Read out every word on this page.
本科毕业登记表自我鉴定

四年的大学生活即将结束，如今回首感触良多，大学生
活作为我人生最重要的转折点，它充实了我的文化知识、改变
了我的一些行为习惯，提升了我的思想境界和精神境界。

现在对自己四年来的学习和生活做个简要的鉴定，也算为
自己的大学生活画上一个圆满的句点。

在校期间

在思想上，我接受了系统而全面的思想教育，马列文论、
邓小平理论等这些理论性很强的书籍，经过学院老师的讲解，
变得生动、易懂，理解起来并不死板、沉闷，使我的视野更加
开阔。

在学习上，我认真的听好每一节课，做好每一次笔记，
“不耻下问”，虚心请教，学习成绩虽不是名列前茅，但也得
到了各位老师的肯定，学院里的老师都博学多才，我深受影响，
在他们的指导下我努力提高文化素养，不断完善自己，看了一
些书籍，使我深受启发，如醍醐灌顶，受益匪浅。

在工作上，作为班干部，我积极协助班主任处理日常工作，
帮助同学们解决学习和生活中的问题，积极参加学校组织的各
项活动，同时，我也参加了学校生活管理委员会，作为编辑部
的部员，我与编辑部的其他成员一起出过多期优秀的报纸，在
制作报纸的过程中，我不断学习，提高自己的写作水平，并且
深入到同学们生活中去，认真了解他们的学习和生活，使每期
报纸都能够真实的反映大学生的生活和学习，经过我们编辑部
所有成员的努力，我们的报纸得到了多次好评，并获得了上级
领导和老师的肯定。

What the exercise asks:
Using the entries above, please restate each one word for word.

Output of the exercise:
Read out every word on this page.
本科毕业登记表自我鉴定

四年的大学生活即将结束，如今回首感触良多，大学生
活作为我人生最重要的转折点，它充实了我的文化知识、改变
了我的一些行为习惯，提升了我的思想境界和精神境界。

现在对自己四年来的学习和生活做个简要的鉴定，也算为
自己的大学生活画上一个圆满的句点。

在校期间

在思想上，我接受了系统而全面的思想教育，马列文论、
邓小平理论等这些理论性很强的书籍，经过学院老师的讲解，
变得生动、易懂，理解起来并不死板、沉闷，使我的视野更加
开阔。

在学习上，我认真的听好每一节课，做好每一次笔记，
“不耻下问”，虚心请教，学习成绩虽不是名列前茅，但也得
到了各位老师的肯定，学院里的老师都博学多才，我深受影响，
在他们的指导下我努力提高文化素养，不断完善自己，看了一
些书籍，使我深受启发，如醍醐灌顶，受益匪浅。

在工作上，作为班干部，我积极协助班主任处理日常工作，
帮助同学们解决学习和生活中的问题，积极参加学校组织的各
项活动，同时，我也参加了学校生活管理委员会，作为编辑部
的部员，我与编辑部的其他成员一起出过多期优秀的报纸，在
制作报纸的过程中，我不断学习，提高自己的写作水平，并且
深入到同学们生活中去，认真了解他们的学习和生活，使每期
报纸都能够真实的反映大学生的生活和学习，经过我们编辑部
所有成员的努力，我们的报纸得到了多次好评，并获得了上级
领导和老师的肯定。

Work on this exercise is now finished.